"""

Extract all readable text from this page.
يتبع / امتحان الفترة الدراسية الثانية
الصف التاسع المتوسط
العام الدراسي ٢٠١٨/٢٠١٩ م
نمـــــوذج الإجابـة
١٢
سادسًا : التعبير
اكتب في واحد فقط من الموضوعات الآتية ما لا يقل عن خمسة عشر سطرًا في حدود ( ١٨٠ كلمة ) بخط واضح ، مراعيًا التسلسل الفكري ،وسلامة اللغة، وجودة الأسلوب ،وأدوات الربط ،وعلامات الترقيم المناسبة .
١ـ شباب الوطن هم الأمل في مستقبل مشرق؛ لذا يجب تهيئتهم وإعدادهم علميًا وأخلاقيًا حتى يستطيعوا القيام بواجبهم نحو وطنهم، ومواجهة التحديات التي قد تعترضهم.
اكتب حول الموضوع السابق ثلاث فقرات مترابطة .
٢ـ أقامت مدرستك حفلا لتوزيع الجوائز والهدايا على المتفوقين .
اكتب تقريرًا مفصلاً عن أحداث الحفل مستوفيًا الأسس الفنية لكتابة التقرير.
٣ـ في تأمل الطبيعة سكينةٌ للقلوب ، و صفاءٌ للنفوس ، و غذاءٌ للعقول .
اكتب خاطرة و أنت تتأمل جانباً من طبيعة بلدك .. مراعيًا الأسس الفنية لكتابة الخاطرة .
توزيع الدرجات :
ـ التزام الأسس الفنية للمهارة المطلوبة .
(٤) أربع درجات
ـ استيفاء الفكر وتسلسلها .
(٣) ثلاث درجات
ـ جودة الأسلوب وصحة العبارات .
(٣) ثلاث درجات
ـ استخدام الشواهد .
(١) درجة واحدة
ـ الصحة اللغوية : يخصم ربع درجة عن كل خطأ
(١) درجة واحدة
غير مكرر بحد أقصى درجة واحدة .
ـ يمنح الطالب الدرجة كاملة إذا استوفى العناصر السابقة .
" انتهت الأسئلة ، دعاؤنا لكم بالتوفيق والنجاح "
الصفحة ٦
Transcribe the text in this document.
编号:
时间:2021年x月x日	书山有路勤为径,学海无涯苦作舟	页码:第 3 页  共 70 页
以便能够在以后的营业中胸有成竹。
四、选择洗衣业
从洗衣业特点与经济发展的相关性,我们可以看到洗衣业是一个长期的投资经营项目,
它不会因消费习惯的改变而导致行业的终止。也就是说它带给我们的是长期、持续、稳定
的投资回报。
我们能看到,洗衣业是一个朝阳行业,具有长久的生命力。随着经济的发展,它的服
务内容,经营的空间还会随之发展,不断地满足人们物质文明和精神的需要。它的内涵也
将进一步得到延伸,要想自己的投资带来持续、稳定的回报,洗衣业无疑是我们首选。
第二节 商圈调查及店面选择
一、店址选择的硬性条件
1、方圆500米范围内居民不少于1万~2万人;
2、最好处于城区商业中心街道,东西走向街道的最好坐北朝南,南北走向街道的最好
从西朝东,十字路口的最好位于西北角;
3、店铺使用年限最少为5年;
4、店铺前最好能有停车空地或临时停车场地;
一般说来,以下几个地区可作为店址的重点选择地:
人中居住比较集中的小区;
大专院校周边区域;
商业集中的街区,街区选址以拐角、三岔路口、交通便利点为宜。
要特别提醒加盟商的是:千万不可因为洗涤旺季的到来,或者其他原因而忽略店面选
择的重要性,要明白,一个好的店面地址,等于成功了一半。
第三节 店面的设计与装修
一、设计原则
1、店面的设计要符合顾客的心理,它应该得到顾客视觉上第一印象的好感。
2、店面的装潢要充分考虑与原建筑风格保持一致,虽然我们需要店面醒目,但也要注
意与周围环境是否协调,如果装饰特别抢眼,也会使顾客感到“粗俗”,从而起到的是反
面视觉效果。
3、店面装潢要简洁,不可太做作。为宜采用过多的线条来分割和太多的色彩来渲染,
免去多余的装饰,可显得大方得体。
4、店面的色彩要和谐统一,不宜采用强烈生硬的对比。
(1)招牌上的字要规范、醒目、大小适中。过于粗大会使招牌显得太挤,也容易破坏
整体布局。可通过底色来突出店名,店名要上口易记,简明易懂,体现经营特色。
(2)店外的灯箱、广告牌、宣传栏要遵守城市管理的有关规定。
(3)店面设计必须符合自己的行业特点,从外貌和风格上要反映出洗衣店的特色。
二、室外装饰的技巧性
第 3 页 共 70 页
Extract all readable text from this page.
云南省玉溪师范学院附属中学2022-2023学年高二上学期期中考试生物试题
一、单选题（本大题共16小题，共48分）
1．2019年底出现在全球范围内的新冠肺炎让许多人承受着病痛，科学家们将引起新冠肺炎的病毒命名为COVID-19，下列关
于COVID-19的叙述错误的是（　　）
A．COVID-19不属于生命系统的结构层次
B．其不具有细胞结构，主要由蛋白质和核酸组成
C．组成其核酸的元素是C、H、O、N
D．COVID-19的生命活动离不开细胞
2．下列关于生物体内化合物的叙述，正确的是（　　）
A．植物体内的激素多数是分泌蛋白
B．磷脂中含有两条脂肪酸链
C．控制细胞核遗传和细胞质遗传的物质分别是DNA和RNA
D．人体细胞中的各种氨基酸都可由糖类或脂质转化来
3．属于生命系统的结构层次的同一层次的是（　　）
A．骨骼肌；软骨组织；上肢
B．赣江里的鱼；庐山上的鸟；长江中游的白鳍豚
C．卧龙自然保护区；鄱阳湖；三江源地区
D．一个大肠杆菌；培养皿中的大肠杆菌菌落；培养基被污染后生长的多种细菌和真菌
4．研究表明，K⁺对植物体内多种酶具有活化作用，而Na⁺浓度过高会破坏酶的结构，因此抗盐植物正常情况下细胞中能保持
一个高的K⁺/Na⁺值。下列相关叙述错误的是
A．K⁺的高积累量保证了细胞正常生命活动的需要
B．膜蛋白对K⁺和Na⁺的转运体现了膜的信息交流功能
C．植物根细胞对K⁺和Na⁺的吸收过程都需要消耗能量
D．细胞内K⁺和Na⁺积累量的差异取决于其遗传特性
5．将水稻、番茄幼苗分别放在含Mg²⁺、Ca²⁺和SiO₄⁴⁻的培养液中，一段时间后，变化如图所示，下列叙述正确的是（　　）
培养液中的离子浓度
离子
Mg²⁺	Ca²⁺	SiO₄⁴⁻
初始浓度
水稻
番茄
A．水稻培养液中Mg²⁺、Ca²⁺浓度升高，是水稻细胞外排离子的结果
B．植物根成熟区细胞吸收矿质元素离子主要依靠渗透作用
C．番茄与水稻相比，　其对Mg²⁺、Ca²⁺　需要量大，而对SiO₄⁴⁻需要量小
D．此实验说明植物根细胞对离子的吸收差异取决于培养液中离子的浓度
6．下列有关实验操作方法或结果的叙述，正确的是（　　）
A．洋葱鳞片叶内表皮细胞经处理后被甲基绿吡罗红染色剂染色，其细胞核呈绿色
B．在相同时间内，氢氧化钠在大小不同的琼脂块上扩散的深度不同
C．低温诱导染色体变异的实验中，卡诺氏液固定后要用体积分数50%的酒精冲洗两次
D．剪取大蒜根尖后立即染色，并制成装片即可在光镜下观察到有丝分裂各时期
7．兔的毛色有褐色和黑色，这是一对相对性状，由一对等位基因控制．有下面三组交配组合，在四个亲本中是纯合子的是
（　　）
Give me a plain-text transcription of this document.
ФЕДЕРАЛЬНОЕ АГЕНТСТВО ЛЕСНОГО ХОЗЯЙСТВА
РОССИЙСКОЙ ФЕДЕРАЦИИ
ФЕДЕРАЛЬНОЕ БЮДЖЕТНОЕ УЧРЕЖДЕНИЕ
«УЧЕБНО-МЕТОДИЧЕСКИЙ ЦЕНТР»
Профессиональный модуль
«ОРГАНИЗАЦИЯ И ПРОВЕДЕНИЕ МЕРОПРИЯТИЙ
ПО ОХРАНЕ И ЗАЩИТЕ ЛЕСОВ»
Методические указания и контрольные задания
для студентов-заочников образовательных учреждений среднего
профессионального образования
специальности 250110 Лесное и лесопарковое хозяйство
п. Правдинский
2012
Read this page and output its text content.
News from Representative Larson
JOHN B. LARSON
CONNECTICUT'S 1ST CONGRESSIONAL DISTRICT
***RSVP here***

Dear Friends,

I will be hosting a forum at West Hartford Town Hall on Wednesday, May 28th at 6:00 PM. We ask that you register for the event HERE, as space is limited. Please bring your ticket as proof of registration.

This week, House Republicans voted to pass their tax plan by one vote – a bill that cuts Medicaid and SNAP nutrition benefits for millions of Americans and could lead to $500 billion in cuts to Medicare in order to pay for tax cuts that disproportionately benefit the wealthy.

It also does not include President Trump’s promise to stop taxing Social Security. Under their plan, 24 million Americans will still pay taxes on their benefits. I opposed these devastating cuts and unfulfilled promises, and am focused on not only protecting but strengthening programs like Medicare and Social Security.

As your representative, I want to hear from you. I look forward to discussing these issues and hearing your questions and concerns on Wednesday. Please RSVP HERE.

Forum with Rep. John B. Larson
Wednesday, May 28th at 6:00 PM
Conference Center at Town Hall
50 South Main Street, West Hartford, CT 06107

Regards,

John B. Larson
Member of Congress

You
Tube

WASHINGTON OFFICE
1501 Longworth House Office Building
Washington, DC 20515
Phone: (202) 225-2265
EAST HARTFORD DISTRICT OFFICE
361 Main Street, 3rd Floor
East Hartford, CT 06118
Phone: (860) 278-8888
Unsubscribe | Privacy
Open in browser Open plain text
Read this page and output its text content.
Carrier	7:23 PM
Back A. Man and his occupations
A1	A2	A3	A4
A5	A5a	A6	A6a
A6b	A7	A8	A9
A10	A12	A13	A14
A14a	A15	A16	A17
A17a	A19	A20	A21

"""

**TO DO**. Set down nothing but the lines from the one with "Give me a plain-text" through the end of the records, keeping each line exactly as written and including both ends.

**TASK RESULT**.
Give me a plain-text transcription of this document.
ФЕДЕРАЛЬНОЕ АГЕНТСТВО ЛЕСНОГО ХОЗЯЙСТВА
РОССИЙСКОЙ ФЕДЕРАЦИИ
ФЕДЕРАЛЬНОЕ БЮДЖЕТНОЕ УЧРЕЖДЕНИЕ
«УЧЕБНО-МЕТОДИЧЕСКИЙ ЦЕНТР»
Профессиональный модуль
«ОРГАНИЗАЦИЯ И ПРОВЕДЕНИЕ МЕРОПРИЯТИЙ
ПО ОХРАНЕ И ЗАЩИТЕ ЛЕСОВ»
Методические указания и контрольные задания
для студентов-заочников образовательных учреждений среднего
профессионального образования
специальности 250110 Лесное и лесопарковое хозяйство
п. Правдинский
2012
Read this page and output its text content.
News from Representative Larson
JOHN B. LARSON
CONNECTICUT'S 1ST CONGRESSIONAL DISTRICT
***RSVP here***

Dear Friends,

I will be hosting a forum at West Hartford Town Hall on Wednesday, May 28th at 6:00 PM. We ask that you register for the event HERE, as space is limited. Please bring your ticket as proof of registration.

This week, House Republicans voted to pass their tax plan by one vote – a bill that cuts Medicaid and SNAP nutrition benefits for millions of Americans and could lead to $500 billion in cuts to Medicare in order to pay for tax cuts that disproportionately benefit the wealthy.

It also does not include President Trump’s promise to stop taxing Social Security. Under their plan, 24 million Americans will still pay taxes on their benefits. I opposed these devastating cuts and unfulfilled promises, and am focused on not only protecting but strengthening programs like Medicare and Social Security.

As your representative, I want to hear from you. I look forward to discussing these issues and hearing your questions and concerns on Wednesday. Please RSVP HERE.

Forum with Rep. John B. Larson
Wednesday, May 28th at 6:00 PM
Conference Center at Town Hall
50 South Main Street, West Hartford, CT 06107

Regards,

John B. Larson
Member of Congress

You
Tube

WASHINGTON OFFICE
1501 Longworth House Office Building
Washington, DC 20515
Phone: (202) 225-2265
EAST HARTFORD DISTRICT OFFICE
361 Main Street, 3rd Floor
East Hartford, CT 06118
Phone: (860) 278-8888
Unsubscribe | Privacy
Open in browser Open plain text
Read this page and output its text content.
Carrier	7:23 PM
Back A. Man and his occupations
A1	A2	A3	A4
A5	A5a	A6	A6a
A6b	A7	A8	A9
A10	A12	A13	A14
A14a	A15	A16	A17
A17a	A19	A20	A21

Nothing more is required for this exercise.